→ **DIRECTIONS FOR THIS TASK**: Please filter the records below and copy every line that contains the word "unit". Case counts.

→ **INPUT DATA**:
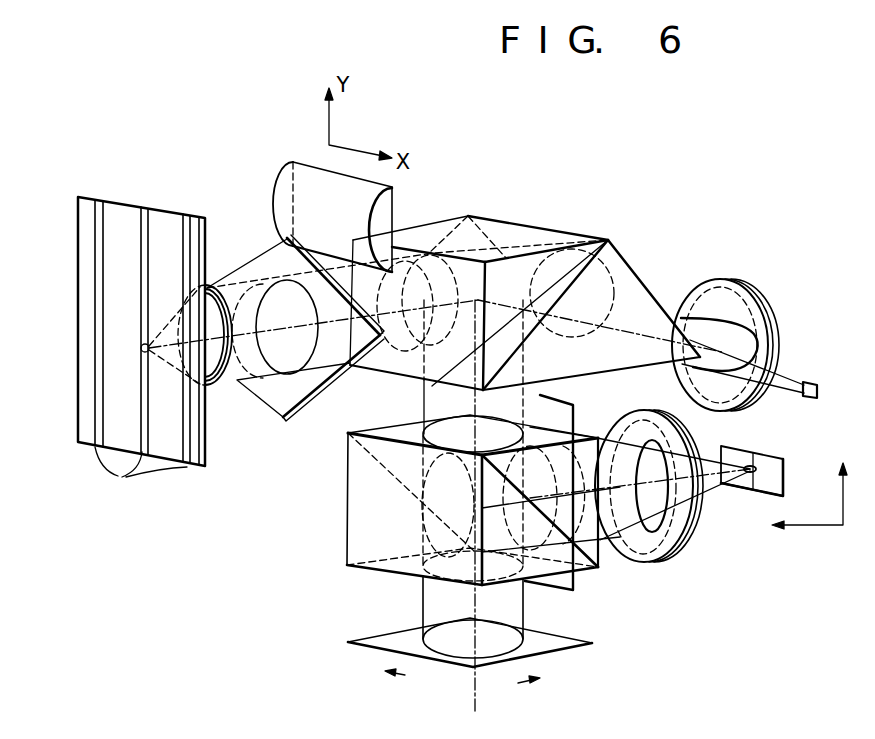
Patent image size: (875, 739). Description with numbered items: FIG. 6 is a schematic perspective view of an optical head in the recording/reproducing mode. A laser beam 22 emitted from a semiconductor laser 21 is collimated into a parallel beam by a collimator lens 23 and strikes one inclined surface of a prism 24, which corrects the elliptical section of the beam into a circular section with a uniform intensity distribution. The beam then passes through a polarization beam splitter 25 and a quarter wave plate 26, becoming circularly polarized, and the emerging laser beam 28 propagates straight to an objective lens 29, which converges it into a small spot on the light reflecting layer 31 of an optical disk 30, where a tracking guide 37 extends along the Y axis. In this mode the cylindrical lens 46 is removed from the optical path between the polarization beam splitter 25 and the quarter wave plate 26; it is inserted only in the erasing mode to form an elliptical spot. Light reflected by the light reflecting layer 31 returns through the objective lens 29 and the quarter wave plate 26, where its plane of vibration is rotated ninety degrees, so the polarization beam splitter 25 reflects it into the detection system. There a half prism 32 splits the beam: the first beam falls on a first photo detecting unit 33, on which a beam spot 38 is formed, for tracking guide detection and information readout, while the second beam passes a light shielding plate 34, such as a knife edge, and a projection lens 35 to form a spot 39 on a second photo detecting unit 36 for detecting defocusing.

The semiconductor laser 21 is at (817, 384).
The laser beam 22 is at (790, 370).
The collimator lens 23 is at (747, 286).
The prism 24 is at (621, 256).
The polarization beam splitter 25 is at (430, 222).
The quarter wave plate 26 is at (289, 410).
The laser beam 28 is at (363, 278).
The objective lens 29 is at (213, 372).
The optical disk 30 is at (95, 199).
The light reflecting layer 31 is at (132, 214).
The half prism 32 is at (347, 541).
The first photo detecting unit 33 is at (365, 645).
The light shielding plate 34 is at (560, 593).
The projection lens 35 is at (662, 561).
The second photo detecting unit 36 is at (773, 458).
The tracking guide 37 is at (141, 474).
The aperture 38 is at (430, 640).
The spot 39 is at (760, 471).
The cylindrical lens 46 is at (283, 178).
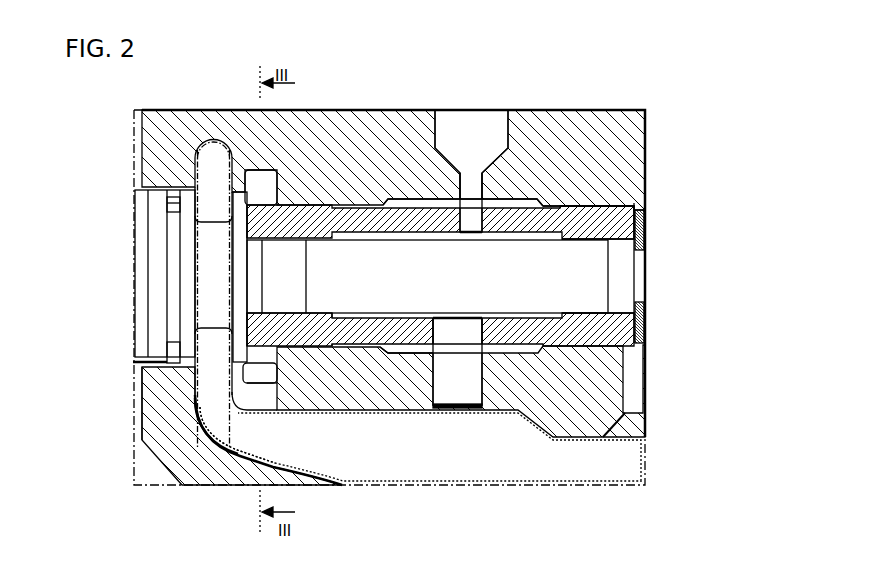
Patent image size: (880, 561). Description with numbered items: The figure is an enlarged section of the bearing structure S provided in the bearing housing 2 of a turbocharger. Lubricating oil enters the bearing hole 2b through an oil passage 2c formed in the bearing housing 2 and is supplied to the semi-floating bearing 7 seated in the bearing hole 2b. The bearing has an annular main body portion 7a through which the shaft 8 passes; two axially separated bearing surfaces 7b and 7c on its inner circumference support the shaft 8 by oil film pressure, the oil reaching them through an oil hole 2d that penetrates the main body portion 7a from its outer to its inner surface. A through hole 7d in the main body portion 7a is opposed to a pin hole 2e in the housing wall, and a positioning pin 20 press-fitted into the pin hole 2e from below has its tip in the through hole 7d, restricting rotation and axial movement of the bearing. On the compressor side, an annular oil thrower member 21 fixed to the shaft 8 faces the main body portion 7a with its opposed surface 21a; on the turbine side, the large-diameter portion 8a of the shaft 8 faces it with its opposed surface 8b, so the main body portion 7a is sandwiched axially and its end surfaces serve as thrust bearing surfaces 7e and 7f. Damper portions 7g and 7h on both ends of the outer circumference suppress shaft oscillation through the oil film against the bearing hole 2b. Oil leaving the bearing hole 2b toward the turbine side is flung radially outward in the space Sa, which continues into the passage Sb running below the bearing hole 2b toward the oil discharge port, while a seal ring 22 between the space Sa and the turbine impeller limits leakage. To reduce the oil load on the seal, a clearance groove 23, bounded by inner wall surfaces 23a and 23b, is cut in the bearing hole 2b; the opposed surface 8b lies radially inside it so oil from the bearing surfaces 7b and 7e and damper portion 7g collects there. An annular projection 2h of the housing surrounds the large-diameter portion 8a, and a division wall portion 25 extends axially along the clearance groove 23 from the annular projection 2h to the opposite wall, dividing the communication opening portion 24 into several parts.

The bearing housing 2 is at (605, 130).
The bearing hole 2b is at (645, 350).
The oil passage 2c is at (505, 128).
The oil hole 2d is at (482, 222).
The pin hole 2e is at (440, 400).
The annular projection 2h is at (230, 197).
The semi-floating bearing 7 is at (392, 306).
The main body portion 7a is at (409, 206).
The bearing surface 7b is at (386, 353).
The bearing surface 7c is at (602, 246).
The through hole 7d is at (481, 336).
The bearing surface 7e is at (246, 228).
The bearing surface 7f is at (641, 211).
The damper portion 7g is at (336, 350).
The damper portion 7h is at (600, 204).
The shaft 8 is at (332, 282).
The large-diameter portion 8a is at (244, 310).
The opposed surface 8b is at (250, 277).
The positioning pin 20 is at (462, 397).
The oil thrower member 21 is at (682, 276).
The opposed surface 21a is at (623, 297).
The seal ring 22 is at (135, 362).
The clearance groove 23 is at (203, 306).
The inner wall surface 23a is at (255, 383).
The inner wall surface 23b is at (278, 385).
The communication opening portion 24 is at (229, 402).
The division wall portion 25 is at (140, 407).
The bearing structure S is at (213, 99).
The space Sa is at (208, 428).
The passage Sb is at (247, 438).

...

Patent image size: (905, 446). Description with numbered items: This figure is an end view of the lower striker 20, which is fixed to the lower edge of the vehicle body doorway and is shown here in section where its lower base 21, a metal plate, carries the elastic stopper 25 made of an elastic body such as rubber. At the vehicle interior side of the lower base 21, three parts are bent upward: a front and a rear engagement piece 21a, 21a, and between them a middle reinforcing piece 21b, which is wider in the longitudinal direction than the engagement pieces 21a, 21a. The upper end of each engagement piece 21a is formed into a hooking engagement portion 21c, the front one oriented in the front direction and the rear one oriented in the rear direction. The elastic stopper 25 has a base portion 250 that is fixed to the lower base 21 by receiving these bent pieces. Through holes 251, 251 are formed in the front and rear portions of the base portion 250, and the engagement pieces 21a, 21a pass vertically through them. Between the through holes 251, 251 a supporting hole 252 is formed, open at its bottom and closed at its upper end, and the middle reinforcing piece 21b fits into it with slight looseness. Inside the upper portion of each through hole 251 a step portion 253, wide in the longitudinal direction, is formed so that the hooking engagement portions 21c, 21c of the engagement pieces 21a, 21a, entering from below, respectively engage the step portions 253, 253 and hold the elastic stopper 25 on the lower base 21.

--

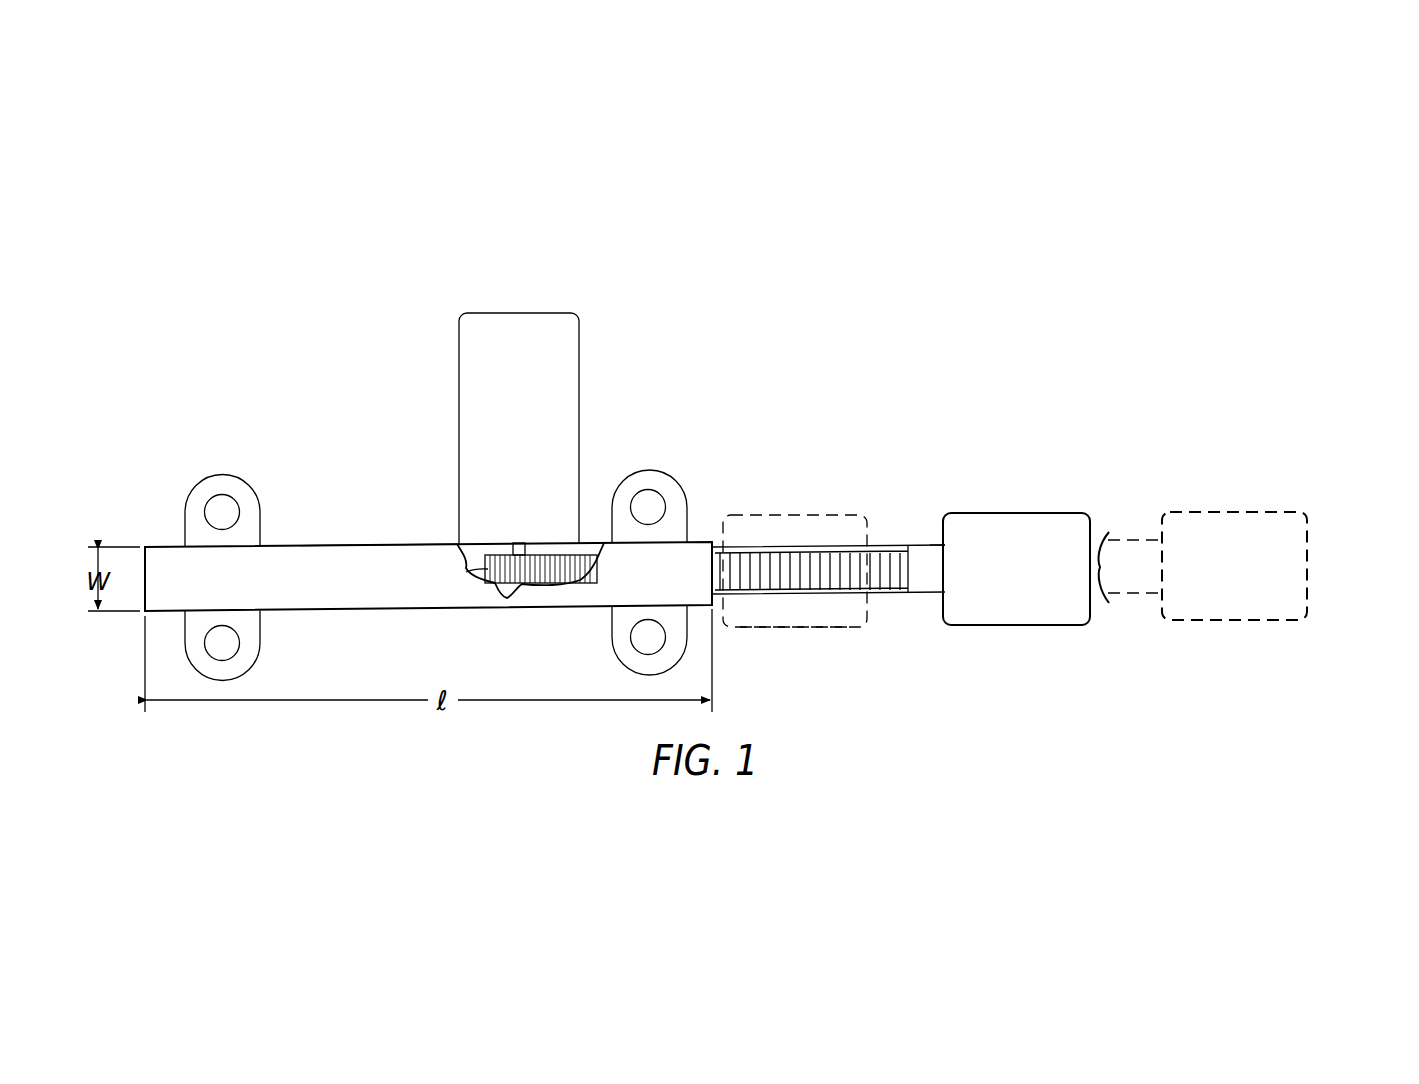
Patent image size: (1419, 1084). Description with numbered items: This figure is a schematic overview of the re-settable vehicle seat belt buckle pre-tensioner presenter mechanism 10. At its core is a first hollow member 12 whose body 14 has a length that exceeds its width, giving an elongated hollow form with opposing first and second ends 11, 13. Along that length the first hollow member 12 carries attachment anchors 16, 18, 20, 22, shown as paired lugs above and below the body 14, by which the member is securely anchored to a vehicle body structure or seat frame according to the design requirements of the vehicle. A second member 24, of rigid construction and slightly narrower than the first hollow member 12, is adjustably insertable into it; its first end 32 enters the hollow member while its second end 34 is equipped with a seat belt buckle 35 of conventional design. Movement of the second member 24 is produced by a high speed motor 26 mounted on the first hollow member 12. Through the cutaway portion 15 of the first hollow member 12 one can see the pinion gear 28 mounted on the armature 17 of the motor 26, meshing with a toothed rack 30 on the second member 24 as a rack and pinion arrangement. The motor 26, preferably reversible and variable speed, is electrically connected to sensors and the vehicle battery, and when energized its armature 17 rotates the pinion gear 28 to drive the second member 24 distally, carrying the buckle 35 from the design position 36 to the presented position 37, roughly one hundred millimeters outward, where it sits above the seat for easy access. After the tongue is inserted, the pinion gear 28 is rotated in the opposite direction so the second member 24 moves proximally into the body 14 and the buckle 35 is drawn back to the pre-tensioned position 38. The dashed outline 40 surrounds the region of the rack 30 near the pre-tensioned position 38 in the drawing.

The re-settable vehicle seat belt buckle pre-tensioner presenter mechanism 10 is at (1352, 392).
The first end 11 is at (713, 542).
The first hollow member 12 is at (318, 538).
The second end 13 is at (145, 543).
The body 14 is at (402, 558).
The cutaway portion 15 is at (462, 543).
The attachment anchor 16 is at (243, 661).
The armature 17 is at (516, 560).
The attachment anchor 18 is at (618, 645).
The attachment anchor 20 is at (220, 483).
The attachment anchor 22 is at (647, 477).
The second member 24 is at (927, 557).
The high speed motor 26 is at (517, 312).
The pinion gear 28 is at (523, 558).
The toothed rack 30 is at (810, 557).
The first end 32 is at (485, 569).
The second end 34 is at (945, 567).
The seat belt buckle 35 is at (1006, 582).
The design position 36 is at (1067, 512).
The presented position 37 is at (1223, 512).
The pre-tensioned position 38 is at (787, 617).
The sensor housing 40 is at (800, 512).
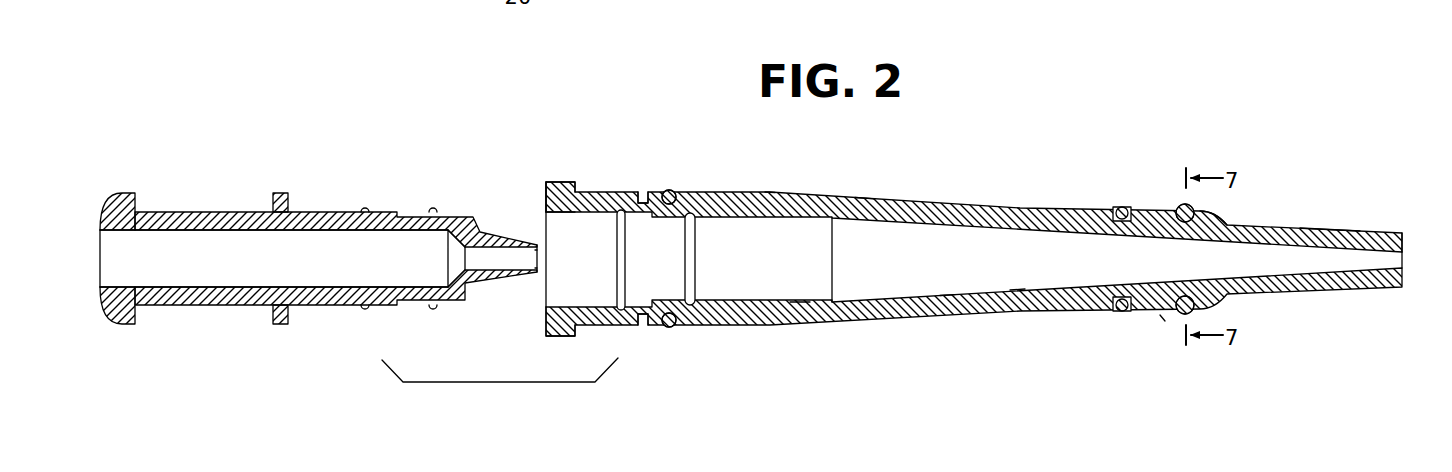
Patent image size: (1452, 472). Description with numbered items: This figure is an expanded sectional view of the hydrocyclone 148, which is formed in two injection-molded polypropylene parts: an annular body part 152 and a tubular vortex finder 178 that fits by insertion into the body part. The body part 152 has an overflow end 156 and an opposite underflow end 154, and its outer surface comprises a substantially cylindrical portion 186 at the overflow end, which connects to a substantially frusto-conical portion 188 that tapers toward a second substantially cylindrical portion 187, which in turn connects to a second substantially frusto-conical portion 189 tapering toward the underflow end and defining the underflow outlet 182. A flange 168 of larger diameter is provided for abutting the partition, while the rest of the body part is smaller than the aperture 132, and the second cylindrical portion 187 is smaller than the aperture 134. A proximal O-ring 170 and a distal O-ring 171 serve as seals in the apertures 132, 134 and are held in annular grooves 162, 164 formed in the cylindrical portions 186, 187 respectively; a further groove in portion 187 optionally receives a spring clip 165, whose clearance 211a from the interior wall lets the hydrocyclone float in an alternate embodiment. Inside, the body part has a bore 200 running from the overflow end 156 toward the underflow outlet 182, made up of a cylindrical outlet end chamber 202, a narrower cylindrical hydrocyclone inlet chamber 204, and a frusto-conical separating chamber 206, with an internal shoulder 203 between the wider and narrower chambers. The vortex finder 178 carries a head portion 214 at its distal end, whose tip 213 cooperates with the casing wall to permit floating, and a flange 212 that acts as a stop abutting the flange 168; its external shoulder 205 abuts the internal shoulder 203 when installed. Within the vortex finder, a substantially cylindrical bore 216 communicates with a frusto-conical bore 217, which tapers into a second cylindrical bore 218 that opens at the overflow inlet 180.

→ **ANSWER BELOW**:
Patent image size: (875, 739). Description with numbered items: FIG. 6 is a schematic perspective view of an optical head in the recording/reproducing mode. A laser beam 22 emitted from a semiconductor laser 21 is collimated into a parallel beam by a collimator lens 23 and strikes one inclined surface of a prism 24, which corrects the elliptical section of the beam into a circular section with a uniform intensity distribution. The beam then passes through a polarization beam splitter 25 and a quarter wave plate 26, becoming circularly polarized, and the emerging laser beam 28 propagates straight to an objective lens 29, which converges it into a small spot on the light reflecting layer 31 of an optical disk 30, where a tracking guide 37 extends along the Y axis. In this mode the cylindrical lens 46 is removed from the optical path between the polarization beam splitter 25 and the quarter wave plate 26; it is inserted only in the erasing mode to form an elliptical spot. Light reflected by the light reflecting layer 31 returns through the objective lens 29 and the quarter wave plate 26, where its plane of vibration is rotated ninety degrees, so the polarization beam splitter 25 reflects it into the detection system. There a half prism 32 splits the beam: the first beam falls on a first photo detecting unit 33, on which a beam spot 38 is formed, for tracking guide detection and information readout, while the second beam passes a light shielding plate 34, such as a knife edge, and a projection lens 35 to form a spot 39 on a second photo detecting unit 36 for detecting defocusing.
The first photo detecting unit 33 is at (365, 645).
The second photo detecting unit 36 is at (773, 458).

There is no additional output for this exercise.